● WORK INSTRUCTIONS: For the records below, say how many lines contain the string "arbitrary". Give no other text.

● MATERIAL TO PROCESS:

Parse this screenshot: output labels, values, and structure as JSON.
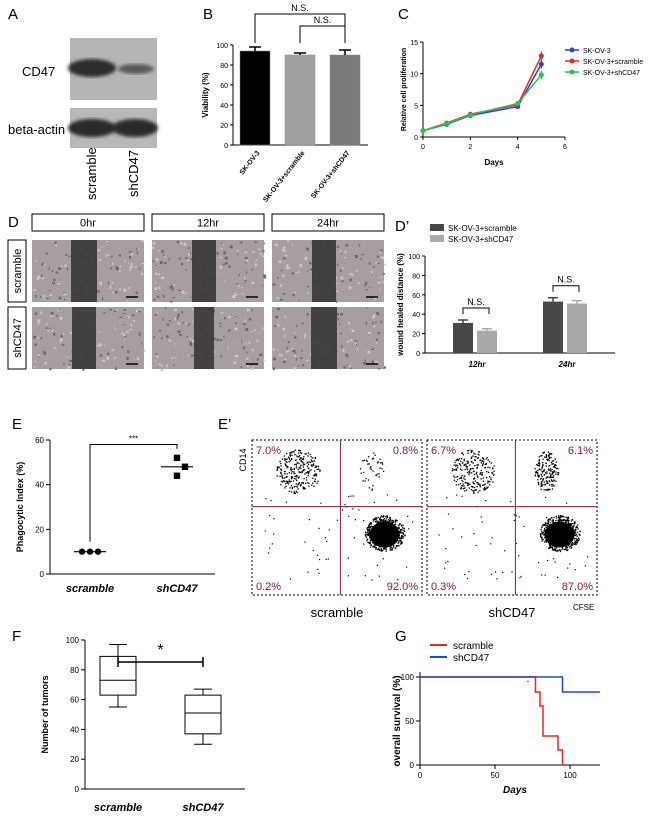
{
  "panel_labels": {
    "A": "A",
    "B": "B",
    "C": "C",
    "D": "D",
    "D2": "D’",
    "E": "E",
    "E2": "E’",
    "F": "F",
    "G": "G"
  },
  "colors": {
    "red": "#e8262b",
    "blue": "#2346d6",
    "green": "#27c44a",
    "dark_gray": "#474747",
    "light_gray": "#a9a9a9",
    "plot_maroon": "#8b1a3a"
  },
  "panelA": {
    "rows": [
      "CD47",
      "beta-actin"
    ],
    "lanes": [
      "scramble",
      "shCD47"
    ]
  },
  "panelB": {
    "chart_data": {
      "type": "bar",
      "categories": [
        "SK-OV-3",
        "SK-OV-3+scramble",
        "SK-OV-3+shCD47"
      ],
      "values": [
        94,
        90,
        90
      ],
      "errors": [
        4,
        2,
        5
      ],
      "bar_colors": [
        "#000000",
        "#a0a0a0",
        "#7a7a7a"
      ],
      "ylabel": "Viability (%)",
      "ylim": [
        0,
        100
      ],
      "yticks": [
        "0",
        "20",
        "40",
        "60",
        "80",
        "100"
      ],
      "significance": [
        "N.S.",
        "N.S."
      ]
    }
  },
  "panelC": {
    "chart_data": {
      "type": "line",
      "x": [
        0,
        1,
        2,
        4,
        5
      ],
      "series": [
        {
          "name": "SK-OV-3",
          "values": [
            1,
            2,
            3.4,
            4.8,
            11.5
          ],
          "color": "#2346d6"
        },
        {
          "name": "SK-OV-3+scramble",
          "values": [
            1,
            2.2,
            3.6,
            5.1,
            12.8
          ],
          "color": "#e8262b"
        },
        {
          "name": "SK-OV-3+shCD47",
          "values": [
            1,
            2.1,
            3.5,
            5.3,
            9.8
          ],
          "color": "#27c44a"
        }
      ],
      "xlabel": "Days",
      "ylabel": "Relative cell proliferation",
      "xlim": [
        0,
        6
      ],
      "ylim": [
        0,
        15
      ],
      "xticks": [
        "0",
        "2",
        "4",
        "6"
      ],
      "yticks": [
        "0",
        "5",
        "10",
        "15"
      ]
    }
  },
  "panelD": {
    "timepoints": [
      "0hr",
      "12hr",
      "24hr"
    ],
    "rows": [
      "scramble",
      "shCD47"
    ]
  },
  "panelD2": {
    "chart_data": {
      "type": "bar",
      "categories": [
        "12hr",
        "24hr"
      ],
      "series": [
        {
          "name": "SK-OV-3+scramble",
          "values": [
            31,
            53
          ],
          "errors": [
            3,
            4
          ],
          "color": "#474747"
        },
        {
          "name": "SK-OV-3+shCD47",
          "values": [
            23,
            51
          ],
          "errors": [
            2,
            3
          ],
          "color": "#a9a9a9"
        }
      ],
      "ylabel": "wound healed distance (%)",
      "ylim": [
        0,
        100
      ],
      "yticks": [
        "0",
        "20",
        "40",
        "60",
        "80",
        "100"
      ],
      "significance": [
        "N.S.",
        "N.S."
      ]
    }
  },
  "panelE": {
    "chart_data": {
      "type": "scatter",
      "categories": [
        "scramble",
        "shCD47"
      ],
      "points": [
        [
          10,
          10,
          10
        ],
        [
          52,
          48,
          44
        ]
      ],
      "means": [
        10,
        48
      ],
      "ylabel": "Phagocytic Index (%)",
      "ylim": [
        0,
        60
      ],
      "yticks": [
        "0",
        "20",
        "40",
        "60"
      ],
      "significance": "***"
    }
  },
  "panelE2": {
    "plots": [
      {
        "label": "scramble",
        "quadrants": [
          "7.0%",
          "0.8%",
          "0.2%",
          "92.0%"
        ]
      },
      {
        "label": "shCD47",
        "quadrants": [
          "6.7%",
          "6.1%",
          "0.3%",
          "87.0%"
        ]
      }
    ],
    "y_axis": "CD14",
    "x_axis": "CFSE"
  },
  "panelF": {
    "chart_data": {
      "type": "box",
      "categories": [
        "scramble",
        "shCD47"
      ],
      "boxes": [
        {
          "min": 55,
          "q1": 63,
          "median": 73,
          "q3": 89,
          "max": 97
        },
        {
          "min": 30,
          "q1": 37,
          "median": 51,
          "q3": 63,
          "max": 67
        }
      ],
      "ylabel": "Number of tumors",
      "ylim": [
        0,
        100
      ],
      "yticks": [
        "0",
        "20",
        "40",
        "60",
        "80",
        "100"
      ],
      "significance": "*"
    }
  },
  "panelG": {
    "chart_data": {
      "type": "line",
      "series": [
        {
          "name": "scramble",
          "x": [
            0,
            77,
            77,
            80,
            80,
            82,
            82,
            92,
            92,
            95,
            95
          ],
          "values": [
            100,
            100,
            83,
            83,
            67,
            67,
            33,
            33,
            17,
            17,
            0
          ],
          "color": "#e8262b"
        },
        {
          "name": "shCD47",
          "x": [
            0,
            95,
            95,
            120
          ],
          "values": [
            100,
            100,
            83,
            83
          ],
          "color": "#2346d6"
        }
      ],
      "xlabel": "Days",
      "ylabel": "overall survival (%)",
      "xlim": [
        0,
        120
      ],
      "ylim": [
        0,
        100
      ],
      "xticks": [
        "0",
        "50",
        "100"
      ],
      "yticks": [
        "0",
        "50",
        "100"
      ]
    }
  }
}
==
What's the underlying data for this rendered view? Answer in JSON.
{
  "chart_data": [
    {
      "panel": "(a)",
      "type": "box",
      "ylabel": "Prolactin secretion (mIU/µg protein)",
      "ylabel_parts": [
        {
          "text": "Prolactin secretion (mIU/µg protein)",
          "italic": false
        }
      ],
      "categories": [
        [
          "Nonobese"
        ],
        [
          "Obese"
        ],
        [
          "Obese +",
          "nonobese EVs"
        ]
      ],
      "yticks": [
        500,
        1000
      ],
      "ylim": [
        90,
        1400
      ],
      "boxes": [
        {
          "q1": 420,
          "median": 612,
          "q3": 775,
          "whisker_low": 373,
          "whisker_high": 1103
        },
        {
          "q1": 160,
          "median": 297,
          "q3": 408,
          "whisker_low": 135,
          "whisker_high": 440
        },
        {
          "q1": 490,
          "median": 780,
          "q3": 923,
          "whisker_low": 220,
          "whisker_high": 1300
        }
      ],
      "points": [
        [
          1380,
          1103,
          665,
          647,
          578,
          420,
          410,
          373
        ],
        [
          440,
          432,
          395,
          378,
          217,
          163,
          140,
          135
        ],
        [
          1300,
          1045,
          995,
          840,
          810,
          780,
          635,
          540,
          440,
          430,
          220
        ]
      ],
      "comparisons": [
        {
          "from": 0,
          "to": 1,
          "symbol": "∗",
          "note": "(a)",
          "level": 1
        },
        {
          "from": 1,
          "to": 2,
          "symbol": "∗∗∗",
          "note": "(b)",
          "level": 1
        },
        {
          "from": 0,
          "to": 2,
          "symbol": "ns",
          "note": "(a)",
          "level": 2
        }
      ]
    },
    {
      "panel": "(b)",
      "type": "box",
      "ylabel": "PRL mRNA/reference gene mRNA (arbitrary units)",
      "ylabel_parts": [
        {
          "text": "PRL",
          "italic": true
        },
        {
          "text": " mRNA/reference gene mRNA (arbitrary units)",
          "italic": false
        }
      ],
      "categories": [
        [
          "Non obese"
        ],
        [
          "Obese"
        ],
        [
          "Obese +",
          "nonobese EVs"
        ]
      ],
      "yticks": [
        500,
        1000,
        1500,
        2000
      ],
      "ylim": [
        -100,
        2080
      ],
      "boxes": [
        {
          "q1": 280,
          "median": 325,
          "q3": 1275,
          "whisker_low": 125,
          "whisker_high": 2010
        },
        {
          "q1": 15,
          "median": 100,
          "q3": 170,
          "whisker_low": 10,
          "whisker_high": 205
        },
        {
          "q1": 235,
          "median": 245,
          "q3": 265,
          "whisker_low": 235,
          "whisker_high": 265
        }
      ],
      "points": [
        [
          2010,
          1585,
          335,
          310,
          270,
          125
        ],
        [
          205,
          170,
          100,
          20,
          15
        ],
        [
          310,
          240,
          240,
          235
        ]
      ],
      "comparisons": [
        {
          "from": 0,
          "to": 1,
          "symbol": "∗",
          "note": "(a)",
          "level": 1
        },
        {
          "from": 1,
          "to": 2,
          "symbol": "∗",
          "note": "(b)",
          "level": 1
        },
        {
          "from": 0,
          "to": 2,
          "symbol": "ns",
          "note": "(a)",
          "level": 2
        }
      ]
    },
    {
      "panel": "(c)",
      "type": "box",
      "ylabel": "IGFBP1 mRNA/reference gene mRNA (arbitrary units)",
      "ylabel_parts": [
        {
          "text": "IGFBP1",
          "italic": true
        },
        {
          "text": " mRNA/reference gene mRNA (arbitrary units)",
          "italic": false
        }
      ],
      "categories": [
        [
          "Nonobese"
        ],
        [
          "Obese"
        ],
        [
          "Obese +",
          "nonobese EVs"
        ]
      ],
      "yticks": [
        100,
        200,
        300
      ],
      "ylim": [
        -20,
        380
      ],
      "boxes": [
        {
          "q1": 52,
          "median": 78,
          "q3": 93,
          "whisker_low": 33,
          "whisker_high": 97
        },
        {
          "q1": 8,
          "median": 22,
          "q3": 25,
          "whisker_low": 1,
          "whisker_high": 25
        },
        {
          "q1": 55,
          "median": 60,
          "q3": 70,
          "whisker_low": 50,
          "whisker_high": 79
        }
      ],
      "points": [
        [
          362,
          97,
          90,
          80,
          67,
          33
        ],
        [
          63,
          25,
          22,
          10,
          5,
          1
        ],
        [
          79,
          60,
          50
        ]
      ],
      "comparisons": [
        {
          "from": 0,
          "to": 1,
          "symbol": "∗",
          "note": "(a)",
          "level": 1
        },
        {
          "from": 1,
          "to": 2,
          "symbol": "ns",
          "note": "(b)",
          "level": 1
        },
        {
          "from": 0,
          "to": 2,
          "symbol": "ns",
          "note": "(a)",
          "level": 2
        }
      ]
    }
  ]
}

● RESPONSE FOR THIS EXERCISE: 4